RECORDS SUPPLIED below:

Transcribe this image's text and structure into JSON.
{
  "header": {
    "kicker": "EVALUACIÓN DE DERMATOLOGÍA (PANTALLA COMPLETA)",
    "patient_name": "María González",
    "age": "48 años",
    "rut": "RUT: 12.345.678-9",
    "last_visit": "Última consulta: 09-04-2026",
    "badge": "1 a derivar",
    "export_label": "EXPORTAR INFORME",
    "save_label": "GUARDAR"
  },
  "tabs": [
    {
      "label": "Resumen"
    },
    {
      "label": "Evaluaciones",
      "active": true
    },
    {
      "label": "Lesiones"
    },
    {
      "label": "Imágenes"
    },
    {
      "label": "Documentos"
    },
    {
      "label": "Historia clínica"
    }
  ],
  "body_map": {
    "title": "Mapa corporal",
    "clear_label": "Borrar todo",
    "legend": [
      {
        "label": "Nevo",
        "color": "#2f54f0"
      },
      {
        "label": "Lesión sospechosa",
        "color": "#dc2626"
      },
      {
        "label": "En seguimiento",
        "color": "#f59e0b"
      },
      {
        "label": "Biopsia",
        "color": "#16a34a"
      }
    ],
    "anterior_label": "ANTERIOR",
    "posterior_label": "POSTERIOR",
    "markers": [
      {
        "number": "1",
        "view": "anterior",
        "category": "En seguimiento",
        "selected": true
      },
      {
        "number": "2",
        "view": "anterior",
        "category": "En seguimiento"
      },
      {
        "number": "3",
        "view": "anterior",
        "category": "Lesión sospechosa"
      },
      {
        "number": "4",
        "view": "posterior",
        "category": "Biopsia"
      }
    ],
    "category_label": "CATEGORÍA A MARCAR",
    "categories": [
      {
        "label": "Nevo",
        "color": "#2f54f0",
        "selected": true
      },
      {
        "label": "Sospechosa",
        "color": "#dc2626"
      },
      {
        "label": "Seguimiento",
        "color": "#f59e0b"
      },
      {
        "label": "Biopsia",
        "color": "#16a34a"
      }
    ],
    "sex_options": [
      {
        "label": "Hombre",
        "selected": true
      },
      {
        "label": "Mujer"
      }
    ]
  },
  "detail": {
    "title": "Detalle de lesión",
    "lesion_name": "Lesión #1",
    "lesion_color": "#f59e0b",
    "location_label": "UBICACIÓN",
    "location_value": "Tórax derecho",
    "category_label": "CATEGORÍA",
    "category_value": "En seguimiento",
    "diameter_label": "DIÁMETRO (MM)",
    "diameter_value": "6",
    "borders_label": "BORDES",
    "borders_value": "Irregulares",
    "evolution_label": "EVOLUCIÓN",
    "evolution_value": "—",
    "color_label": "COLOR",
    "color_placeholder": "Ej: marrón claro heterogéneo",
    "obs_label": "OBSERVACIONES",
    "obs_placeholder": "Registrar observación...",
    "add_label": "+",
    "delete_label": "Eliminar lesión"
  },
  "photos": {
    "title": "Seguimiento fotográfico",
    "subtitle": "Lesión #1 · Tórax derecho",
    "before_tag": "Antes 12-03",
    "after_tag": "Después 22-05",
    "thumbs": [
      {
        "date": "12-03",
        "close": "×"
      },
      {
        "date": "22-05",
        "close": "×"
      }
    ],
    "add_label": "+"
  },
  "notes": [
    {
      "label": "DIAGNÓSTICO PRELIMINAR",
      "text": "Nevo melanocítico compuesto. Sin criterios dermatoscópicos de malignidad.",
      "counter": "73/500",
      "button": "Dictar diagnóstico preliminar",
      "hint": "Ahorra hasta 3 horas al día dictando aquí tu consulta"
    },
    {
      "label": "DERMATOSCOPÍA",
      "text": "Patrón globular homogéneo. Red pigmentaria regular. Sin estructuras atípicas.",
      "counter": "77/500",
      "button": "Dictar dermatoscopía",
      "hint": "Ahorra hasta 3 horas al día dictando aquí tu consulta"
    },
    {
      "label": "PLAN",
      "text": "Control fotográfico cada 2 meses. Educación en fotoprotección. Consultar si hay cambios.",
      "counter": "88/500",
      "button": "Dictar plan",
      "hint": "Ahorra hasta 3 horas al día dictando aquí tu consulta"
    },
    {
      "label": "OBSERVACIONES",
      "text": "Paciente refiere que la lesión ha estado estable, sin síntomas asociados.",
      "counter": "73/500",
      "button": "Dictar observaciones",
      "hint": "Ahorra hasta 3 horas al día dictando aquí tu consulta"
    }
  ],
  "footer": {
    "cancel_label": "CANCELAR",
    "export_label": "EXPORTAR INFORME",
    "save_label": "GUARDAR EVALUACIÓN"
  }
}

End of RECORDS SUPPLIED.

— WHAT TO WORK ON —
An exact copy of every record is needed.

— RESPONSE —
Transcribe this image's text and structure into JSON.
{
  "header": {
    "kicker": "EVALUACIÓN DE DERMATOLOGÍA (PANTALLA COMPLETA)",
    "patient_name": "María González",
    "age": "48 años",
    "rut": "RUT: 12.345.678-9",
    "last_visit": "Última consulta: 09-04-2026",
    "badge": "1 a derivar",
    "export_label": "EXPORTAR INFORME",
    "save_label": "GUARDAR"
  },
  "tabs": [
    {
      "label": "Resumen"
    },
    {
      "label": "Evaluaciones",
      "active": true
    },
    {
      "label": "Lesiones"
    },
    {
      "label": "Imágenes"
    },
    {
      "label": "Documentos"
    },
    {
      "label": "Historia clínica"
    }
  ],
  "body_map": {
    "title": "Mapa corporal",
    "clear_label": "Borrar todo",
    "legend": [
      {
        "label": "Nevo",
        "color": "#2f54f0"
      },
      {
        "label": "Lesión sospechosa",
        "color": "#dc2626"
      },
      {
        "label": "En seguimiento",
        "color": "#f59e0b"
      },
      {
        "label": "Biopsia",
        "color": "#16a34a"
      }
    ],
    "anterior_label": "ANTERIOR",
    "posterior_label": "POSTERIOR",
    "markers": [
      {
        "number": "1",
        "view": "anterior",
        "category": "En seguimiento",
        "selected": true
      },
      {
        "number": "2",
        "view": "anterior",
        "category": "En seguimiento"
      },
      {
        "number": "3",
        "view": "anterior",
        "category": "Lesión sospechosa"
      },
      {
        "number": "4",
        "view": "posterior",
        "category": "Biopsia"
      }
    ],
    "category_label": "CATEGORÍA A MARCAR",
    "categories": [
      {
        "label": "Nevo",
        "color": "#2f54f0",
        "selected": true
      },
      {
        "label": "Sospechosa",
        "color": "#dc2626"
      },
      {
        "label": "Seguimiento",
        "color": "#f59e0b"
      },
      {
        "label": "Biopsia",
        "color": "#16a34a"
      }
    ],
    "sex_options": [
      {
        "label": "Hombre",
        "selected": true
      },
      {
        "label": "Mujer"
      }
    ]
  },
  "detail": {
    "title": "Detalle de lesión",
    "lesion_name": "Lesión #1",
    "lesion_color": "#f59e0b",
    "location_label": "UBICACIÓN",
    "location_value": "Tórax derecho",
    "category_label": "CATEGORÍA",
    "category_value": "En seguimiento",
    "diameter_label": "DIÁMETRO (MM)",
    "diameter_value": "6",
    "borders_label": "BORDES",
    "borders_value": "Irregulares",
    "evolution_label": "EVOLUCIÓN",
    "evolution_value": "—",
    "color_label": "COLOR",
    "color_placeholder": "Ej: marrón claro heterogéneo",
    "obs_label": "OBSERVACIONES",
    "obs_placeholder": "Registrar observación...",
    "add_label": "+",
    "delete_label": "Eliminar lesión"
  },
  "photos": {
    "title": "Seguimiento fotográfico",
    "subtitle": "Lesión #1 · Tórax derecho",
    "before_tag": "Antes 12-03",
    "after_tag": "Después 22-05",
    "thumbs": [
      {
        "date": "12-03",
        "close": "×"
      },
      {
        "date": "22-05",
        "close": "×"
      }
    ],
    "add_label": "+"
  },
  "notes": [
    {
      "label": "DIAGNÓSTICO PRELIMINAR",
      "text": "Nevo melanocítico compuesto. Sin criterios dermatoscópicos de malignidad.",
      "counter": "73/500",
      "button": "Dictar diagnóstico preliminar",
      "hint": "Ahorra hasta 3 horas al día dictando aquí tu consulta"
    },
    {
      "label": "DERMATOSCOPÍA",
      "text": "Patrón globular homogéneo. Red pigmentaria regular. Sin estructuras atípicas.",
      "counter": "77/500",
      "button": "Dictar dermatoscopía",
      "hint": "Ahorra hasta 3 horas al día dictando aquí tu consulta"
    },
    {
      "label": "PLAN",
      "text": "Control fotográfico cada 2 meses. Educación en fotoprotección. Consultar si hay cambios.",
      "counter": "88/500",
      "button": "Dictar plan",
      "hint": "Ahorra hasta 3 horas al día dictando aquí tu consulta"
    },
    {
      "label": "OBSERVACIONES",
      "text": "Paciente refiere que la lesión ha estado estable, sin síntomas asociados.",
      "counter": "73/500",
      "button": "Dictar observaciones",
      "hint": "Ahorra hasta 3 horas al día dictando aquí tu consulta"
    }
  ],
  "footer": {
    "cancel_label": "CANCELAR",
    "export_label": "EXPORTAR INFORME",
    "save_label": "GUARDAR EVALUACIÓN"
  }
}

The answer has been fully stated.